** Start of TEXT SECTION **

# Bala Sharks



## Jess (Jan 27, 2005)

I bought 2 bala sharks at the same time back in November. Both were the same size and in great health. One of them is growing at a great rate while the other is still as small as when I first got it. The smaller one is in good health (at least it looks like it), eats when I feed the fish, etc. Does anyone know why it isn't growing? The bigger one is much, much bigger...very noticeable. Thanks!


----------



## Lexus (Jan 19, 2005)

How big is the fish tank? They can get stunted if they are in too small of a tank or one could have been stunted before you got it.


----------



## mrmoby (Jan 18, 2005)

I have two balas. They are both the same length, but one is much stouter than the other, which is much sleeker, almost torpedo shaped. They are also both very active, and good eaters, so I assume the thin one is in good health. As near as I can figure, it seems to be the difference between male/female. Is this what you are experiencing, or is one just not growing, period?

** End of TEXT SECTION **
** Start of MATERIAL SHOWN **

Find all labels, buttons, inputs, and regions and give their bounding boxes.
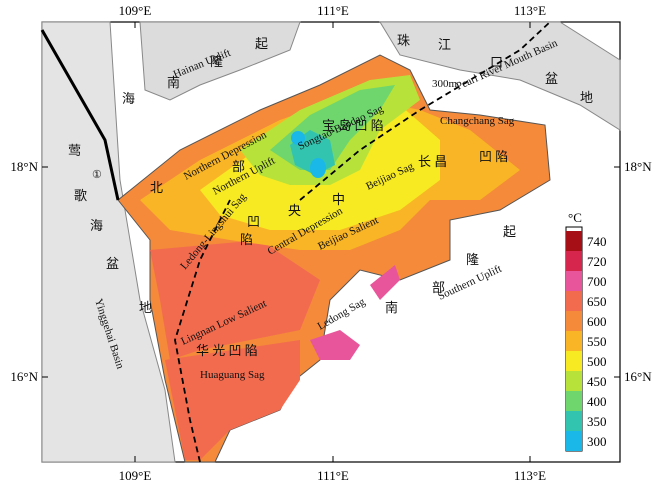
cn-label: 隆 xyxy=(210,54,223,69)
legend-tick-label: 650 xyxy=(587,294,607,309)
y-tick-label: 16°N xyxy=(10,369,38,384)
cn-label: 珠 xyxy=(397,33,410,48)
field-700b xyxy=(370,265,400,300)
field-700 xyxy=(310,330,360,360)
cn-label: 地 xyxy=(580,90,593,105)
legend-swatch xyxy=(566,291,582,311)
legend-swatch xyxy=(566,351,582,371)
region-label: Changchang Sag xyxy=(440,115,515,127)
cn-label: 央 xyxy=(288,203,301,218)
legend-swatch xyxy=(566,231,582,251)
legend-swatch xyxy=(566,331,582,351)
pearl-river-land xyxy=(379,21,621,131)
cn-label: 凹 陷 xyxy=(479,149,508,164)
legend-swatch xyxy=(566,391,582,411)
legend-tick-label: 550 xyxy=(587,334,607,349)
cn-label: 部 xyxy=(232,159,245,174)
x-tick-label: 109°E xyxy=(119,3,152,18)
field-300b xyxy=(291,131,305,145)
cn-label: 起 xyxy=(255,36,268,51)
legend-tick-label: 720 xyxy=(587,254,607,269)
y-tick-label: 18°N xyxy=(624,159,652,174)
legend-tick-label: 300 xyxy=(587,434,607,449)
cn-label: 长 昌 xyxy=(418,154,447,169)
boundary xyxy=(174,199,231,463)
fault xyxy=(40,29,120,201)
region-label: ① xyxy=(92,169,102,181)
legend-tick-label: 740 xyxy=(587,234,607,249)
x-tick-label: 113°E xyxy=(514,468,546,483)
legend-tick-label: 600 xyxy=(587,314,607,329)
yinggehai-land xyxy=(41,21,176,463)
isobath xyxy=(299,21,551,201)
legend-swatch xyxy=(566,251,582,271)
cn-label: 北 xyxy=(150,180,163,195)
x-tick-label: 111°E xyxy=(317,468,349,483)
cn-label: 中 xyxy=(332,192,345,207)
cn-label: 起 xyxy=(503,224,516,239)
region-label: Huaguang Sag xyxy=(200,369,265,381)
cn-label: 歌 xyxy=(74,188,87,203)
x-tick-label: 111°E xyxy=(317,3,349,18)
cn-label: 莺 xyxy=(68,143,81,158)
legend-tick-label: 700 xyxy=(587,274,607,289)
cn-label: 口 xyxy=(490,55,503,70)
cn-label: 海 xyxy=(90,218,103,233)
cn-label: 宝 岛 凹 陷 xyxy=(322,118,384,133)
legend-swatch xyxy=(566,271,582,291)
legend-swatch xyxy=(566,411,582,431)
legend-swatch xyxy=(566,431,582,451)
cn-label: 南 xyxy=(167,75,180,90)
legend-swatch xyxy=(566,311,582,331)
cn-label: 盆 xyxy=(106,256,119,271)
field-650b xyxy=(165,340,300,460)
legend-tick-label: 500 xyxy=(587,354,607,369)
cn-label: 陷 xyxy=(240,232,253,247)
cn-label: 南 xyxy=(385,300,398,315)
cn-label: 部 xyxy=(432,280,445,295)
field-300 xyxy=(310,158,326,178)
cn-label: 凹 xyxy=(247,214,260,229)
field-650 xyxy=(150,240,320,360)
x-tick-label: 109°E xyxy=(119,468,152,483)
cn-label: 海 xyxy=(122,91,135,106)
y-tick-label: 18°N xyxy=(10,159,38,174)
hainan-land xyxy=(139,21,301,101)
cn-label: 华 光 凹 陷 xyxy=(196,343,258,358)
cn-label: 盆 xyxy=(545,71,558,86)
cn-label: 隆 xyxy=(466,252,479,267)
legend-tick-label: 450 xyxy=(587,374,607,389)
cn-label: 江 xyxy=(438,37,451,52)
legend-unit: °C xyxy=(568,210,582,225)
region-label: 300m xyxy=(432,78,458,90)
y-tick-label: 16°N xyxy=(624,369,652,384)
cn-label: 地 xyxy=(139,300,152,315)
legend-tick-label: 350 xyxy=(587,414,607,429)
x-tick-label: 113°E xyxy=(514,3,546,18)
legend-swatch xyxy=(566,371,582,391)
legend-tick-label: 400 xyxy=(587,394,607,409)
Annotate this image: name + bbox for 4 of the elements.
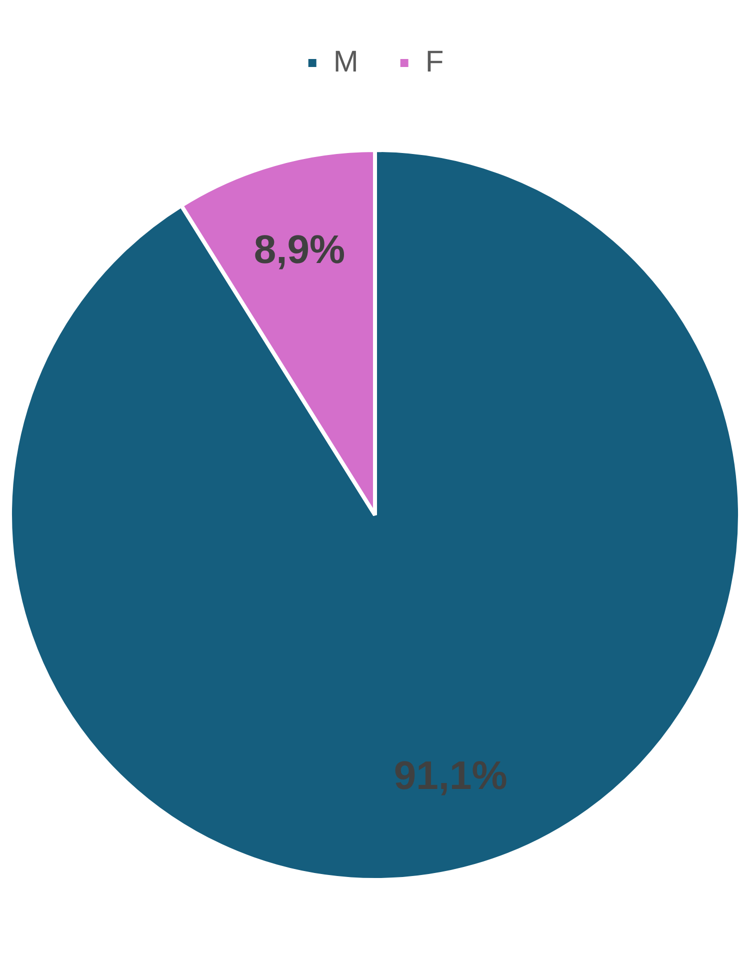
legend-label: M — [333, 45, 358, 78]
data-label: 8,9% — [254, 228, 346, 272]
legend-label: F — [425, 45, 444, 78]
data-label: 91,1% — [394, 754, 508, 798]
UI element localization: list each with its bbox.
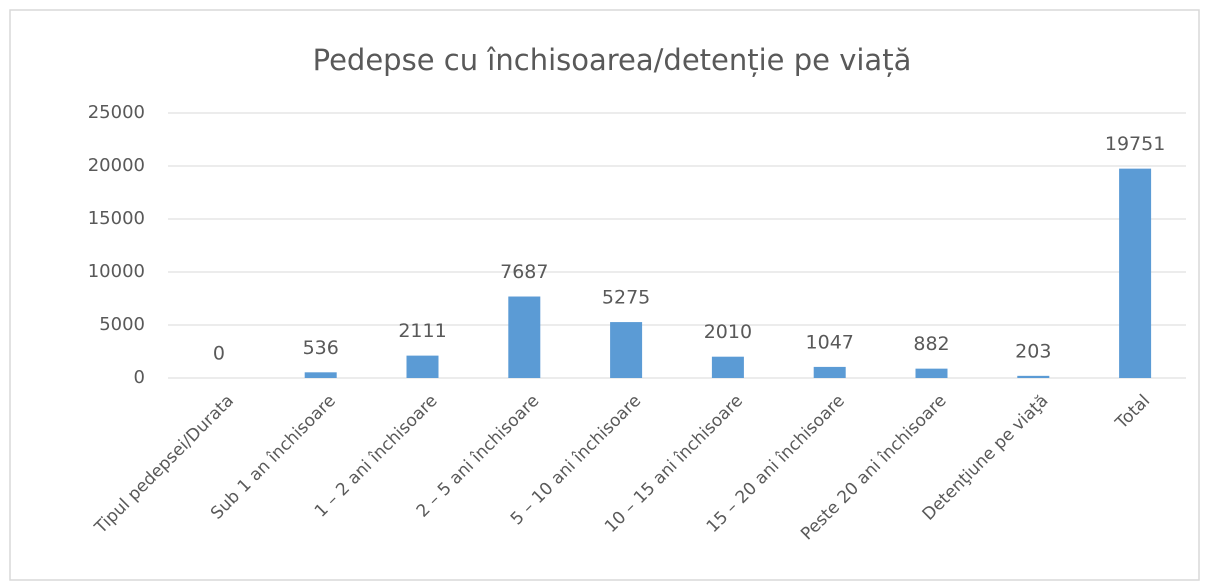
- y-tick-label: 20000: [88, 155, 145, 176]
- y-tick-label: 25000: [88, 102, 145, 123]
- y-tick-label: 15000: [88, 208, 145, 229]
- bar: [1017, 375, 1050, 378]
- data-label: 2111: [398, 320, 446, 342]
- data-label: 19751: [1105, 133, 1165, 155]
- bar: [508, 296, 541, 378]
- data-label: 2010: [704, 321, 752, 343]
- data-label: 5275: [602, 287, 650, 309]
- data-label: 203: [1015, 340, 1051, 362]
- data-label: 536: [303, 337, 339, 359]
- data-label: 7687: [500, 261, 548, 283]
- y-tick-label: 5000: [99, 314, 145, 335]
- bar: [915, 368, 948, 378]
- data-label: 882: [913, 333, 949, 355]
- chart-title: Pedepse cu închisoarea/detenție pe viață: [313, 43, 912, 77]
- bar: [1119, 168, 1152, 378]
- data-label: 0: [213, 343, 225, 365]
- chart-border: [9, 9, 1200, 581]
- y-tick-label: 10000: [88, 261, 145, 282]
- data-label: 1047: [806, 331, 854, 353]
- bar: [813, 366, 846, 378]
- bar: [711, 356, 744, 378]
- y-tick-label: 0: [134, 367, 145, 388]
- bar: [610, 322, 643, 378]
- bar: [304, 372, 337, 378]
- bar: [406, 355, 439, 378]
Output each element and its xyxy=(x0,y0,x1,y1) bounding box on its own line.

** End of MATERIAL SHOWN **
** Start of MATERIAL SHOWN **

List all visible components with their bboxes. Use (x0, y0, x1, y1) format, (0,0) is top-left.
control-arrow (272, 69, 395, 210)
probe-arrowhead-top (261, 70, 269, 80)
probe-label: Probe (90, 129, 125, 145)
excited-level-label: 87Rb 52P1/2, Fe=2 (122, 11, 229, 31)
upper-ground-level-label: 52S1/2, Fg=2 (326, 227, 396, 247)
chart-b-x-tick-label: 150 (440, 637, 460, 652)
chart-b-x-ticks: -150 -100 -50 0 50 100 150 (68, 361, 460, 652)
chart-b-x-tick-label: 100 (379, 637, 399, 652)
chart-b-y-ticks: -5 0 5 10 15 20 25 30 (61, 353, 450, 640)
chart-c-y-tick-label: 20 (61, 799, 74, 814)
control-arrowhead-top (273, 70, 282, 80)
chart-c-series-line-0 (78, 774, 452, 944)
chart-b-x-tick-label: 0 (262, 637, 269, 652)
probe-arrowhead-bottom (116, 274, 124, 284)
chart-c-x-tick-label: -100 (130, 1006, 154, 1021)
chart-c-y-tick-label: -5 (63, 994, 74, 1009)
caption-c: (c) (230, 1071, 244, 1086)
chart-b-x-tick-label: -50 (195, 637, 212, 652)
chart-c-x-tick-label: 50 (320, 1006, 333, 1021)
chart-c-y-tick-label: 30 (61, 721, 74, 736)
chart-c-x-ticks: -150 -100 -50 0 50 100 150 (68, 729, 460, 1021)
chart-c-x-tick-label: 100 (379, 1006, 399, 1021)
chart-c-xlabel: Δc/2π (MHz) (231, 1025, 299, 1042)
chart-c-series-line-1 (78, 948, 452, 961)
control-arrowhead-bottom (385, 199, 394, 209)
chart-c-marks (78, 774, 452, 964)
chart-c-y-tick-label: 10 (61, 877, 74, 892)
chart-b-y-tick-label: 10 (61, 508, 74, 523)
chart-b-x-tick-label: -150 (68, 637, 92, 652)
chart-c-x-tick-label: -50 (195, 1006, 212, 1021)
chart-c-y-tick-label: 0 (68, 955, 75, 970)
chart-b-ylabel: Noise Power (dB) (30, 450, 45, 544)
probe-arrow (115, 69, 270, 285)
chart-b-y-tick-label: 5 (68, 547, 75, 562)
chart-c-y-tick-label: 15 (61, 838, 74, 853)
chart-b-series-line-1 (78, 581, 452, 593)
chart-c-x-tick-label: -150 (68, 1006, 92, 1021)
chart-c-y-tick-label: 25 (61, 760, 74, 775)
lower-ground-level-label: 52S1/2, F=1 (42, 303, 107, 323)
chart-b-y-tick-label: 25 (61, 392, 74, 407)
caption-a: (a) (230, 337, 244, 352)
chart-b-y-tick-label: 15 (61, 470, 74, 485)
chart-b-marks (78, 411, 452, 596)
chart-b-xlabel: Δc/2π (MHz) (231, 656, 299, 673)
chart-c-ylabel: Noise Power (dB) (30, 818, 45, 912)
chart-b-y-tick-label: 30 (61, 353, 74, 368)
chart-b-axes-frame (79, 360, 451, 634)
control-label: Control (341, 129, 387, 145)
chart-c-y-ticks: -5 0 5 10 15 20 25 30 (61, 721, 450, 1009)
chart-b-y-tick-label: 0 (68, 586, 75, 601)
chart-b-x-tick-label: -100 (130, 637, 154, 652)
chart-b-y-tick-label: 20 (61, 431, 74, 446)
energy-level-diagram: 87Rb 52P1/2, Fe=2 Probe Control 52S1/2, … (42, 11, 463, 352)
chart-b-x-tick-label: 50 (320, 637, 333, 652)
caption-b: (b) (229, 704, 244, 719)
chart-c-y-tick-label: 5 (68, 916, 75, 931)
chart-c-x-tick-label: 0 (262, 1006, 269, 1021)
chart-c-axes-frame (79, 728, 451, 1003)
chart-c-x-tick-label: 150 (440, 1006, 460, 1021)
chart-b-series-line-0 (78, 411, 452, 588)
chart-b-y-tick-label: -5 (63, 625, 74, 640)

** End of MATERIAL SHOWN **

## LIST OF TASKS
- A) Answer these about the bala sharks thread:
(i) In what month did Jess buy the two bala sharks?
(ii) What two reasons does Lexus give for a bala shark being stunted?
(iii) What shape does mrmoby say the sleeker of the two balas is close to?
- B) In the bala sharks thread, retype everything from "How big is the" down to "(Jan 18, 2005)".
- C) Write what comes next in the bala sharks forum thread, picking up from where it stops.

## EXPECTED RESPONSES
- A)
(i) November.
(ii) It may be kept in too small a tank, or it may have been stunted before it was bought.
(iii) Almost torpedo shaped.

- B)
How big is the fish tank? They can get stunted if they are in too small of a tank or one could have been stunted before you got it.


----------



## mrmoby (Jan 18, 2005)

- C)
----------



## maxpayne_lhp (Jan 19, 2005)

I also have 2. First, they are quite the same, then. One turned out to be bigger than the other. Tho they have been getting along quite well.  Shouldn't a problem, I guess


----------



## Jess (Jan 27, 2005)

I have the fish in a 72g tank, but I guess if there are others that have experienced the same problem, I guess I don't have to worry. Both fish are healthy. Thanks for everyones reply, I was just worried.


----------



## mrmoby (Jan 18, 2005)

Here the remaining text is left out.